## START Dataset extract

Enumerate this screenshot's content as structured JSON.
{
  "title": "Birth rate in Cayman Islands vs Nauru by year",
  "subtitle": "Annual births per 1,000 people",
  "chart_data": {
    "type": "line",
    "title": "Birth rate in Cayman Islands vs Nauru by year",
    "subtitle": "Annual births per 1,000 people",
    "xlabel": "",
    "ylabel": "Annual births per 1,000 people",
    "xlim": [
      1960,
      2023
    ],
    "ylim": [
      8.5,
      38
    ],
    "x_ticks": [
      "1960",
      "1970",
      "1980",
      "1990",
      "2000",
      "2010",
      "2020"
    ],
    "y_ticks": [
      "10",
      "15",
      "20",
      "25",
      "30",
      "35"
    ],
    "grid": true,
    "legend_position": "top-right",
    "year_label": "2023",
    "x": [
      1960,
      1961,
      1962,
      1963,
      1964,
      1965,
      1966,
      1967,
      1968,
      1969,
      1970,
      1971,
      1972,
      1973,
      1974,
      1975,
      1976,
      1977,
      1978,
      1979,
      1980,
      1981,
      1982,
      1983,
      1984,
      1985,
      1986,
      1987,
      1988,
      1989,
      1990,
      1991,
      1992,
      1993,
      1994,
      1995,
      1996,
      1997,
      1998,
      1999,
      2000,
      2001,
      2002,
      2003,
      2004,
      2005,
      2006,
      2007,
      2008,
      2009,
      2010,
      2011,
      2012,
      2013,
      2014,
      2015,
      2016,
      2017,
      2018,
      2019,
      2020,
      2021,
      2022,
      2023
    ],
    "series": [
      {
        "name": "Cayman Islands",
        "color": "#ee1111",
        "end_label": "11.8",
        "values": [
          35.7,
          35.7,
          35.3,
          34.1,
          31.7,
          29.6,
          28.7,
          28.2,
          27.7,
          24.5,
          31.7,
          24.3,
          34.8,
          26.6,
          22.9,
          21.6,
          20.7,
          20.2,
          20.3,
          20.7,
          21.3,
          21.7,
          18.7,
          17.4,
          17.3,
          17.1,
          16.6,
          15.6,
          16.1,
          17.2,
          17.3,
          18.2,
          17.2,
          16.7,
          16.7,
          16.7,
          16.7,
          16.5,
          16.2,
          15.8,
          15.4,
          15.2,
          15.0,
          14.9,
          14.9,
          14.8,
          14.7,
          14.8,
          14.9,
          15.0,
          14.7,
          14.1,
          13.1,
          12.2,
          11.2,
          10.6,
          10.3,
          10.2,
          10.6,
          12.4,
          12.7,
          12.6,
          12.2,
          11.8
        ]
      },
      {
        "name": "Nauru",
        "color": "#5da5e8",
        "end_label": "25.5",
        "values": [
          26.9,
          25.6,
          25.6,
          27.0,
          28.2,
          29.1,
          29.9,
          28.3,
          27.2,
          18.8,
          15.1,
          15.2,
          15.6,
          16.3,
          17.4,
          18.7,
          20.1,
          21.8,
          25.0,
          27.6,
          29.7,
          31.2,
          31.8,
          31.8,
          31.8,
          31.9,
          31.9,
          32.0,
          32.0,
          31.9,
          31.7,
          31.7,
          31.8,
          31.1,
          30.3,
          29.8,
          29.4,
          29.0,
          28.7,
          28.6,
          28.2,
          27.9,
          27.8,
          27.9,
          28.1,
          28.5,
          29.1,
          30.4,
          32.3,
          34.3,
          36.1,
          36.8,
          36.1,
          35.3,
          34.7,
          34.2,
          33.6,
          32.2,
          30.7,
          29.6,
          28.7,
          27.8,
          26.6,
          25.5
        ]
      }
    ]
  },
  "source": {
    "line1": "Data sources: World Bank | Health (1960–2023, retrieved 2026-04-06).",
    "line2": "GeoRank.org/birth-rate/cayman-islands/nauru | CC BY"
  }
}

## END Dataset extract

__Task details__: Answer with one number only: how many lines above contain the word "subtitle".

__Output of the task__: 2